=== WHAT YOU NEED TO DO ===
Scan the entries below and extract each line with the word "nhập" in it.

=== RECORDS ===
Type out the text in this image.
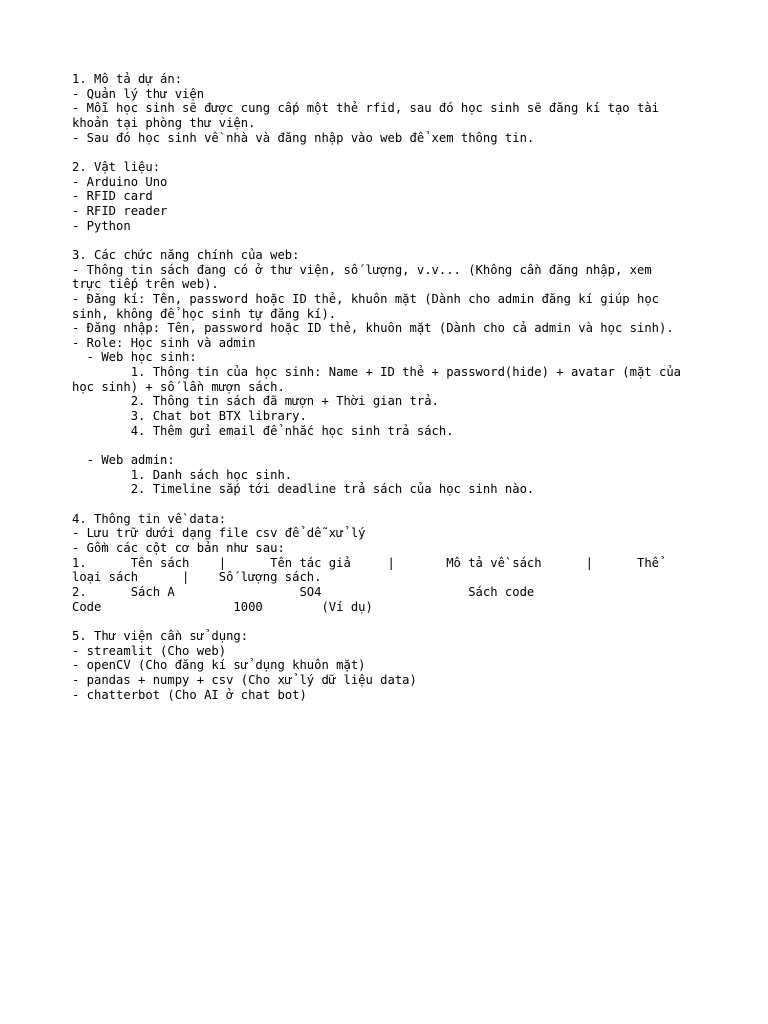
1. Mô tả dự án:
- Quản lý thư viện
- Mỗi học sinh sẽ được cung cấp một thẻ rfid, sau đó học sinh sẽ đăng kí tạo tài
khoản tại phòng thư viện.
- Sau đó học sinh về nhà và đăng nhập vào web để xem thông tin.

2. Vật liệu:
- Arduino Uno
- RFID card
- RFID reader
- Python

3. Các chức năng chính của web:
- Thông tin sách đang có ở thư viện, số lượng, v.v... (Không cần đăng nhập, xem
trực tiếp trên web).
- Đăng kí: Tên, password hoặc ID thẻ, khuôn mặt (Dành cho admin đăng kí giúp học
sinh, không để học sinh tự đăng kí).
- Đăng nhập: Tên, password hoặc ID thẻ, khuôn mặt (Dành cho cả admin và học sinh).
- Role: Học sinh và admin
- Web học sinh:
1. Thông tin của học sinh: Name + ID thẻ + password(hide) + avatar (mặt của
học sinh) + số lần mượn sách.
2. Thông tin sách đã mượn + Thời gian trả.
3. Chat bot BTX library.
4. Thêm gửi email để nhắc học sinh trả sách.

- Web admin:
1. Danh sách học sinh.
2. Timeline sắp tới deadline trả sách của học sinh nào.

4. Thông tin về data:
- Lưu trữ dưới dạng file csv để dễ xử lý
- Gồm các cột cơ bản như sau:
1.      Tên sách    |      Tên tác giả     |       Mô tả về sách      |      Thể
loại sách      |    Số lượng sách.
2.      Sách A                 SO4                    Sách code
Code                  1000        (Ví dụ)

5. Thư viện cần sử dụng:
- streamlit (Cho web)
- openCV (Cho đăng kí sử dụng khuôn mặt)
- pandas + numpy + csv (Cho xử lý dữ liệu data)
- chatterbot (Cho AI ở chat bot)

=== EXERCISE ANSWER ===
- Sau đó học sinh về nhà và đăng nhập vào web để xem thông tin.
- Thông tin sách đang có ở thư viện, số lượng, v.v... (Không cần đăng nhập, xem
- Đăng nhập: Tên, password hoặc ID thẻ, khuôn mặt (Dành cho cả admin và học sinh).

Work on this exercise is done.